◆ **Task**
In the material below, list every line carrying the string "Correction".
◇ ◇ ◇
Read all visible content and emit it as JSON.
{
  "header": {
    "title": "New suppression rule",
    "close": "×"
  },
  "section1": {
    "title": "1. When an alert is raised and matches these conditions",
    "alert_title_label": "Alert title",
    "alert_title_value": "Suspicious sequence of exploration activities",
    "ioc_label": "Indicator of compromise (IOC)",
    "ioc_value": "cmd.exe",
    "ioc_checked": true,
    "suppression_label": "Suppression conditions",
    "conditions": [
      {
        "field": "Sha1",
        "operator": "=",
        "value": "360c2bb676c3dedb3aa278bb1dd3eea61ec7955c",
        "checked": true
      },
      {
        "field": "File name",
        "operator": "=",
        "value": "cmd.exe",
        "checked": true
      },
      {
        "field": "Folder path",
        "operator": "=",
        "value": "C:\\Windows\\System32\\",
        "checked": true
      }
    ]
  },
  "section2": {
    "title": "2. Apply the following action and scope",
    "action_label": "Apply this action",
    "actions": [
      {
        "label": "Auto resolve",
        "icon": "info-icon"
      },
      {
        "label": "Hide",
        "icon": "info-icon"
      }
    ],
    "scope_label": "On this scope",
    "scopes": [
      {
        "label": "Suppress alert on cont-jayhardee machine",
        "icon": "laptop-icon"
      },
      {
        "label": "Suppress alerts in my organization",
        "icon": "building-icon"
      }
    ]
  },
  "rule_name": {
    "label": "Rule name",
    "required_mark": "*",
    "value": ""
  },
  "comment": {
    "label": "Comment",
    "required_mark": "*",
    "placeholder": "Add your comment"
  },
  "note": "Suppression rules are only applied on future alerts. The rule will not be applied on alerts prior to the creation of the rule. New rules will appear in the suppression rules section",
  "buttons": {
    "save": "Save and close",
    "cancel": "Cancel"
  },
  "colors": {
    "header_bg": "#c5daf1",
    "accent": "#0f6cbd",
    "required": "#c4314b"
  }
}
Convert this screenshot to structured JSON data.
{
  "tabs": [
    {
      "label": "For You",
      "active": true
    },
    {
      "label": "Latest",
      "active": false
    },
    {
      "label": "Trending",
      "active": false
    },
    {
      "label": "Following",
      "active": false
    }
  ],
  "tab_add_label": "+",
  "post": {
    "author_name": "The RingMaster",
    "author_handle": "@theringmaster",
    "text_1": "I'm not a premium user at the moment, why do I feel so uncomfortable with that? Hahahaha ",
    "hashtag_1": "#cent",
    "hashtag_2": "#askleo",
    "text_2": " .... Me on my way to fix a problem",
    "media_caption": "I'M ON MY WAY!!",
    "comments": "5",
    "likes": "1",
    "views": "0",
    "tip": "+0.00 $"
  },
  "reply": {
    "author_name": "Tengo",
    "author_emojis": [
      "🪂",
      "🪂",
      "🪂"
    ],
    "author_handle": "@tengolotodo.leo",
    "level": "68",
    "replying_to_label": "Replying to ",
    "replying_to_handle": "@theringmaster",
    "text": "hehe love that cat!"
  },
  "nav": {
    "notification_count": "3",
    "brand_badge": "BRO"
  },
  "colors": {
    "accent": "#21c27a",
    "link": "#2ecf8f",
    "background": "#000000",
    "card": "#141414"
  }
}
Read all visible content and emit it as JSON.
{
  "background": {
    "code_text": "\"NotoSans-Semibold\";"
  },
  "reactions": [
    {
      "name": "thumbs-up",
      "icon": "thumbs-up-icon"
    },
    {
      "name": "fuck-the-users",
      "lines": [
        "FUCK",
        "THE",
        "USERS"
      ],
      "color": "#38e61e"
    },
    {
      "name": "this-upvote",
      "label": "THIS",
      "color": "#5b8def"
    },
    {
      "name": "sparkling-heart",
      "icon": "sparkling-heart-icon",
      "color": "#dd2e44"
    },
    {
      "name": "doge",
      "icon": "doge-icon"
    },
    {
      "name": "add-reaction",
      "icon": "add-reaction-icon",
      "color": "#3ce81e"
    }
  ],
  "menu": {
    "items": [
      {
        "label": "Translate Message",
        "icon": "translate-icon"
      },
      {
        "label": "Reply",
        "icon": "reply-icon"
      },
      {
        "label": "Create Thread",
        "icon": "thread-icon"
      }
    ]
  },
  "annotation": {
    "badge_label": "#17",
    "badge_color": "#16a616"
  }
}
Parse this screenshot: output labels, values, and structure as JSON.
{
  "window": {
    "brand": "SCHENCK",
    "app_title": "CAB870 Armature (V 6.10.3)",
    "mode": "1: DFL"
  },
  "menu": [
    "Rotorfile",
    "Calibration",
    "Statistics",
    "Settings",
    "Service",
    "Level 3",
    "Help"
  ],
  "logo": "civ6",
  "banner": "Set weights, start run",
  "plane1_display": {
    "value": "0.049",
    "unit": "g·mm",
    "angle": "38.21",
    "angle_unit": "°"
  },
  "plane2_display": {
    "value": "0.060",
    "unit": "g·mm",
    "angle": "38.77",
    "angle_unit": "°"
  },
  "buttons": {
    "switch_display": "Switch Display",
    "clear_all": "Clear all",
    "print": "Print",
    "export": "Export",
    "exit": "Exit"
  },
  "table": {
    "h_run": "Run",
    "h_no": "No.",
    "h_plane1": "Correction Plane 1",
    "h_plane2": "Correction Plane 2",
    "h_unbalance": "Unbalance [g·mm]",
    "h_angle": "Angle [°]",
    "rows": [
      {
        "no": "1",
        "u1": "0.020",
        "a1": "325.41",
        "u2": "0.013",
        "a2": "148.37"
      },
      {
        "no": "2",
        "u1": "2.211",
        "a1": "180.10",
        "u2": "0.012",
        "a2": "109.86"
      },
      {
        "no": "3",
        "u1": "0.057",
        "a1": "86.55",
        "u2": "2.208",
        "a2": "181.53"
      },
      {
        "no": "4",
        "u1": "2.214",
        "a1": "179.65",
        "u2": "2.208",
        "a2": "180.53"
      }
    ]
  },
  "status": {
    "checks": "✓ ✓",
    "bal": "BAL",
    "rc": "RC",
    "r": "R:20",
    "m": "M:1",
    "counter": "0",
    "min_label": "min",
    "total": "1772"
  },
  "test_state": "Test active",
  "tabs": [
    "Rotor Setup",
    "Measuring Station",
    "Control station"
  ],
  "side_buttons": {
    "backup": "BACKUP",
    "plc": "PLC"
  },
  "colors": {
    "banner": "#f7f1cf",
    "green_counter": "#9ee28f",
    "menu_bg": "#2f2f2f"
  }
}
◇ ◇ ◇
◆ **Final result**
    "h_plane1": "Correction Plane 1",
    "h_plane2": "Correction Plane 2",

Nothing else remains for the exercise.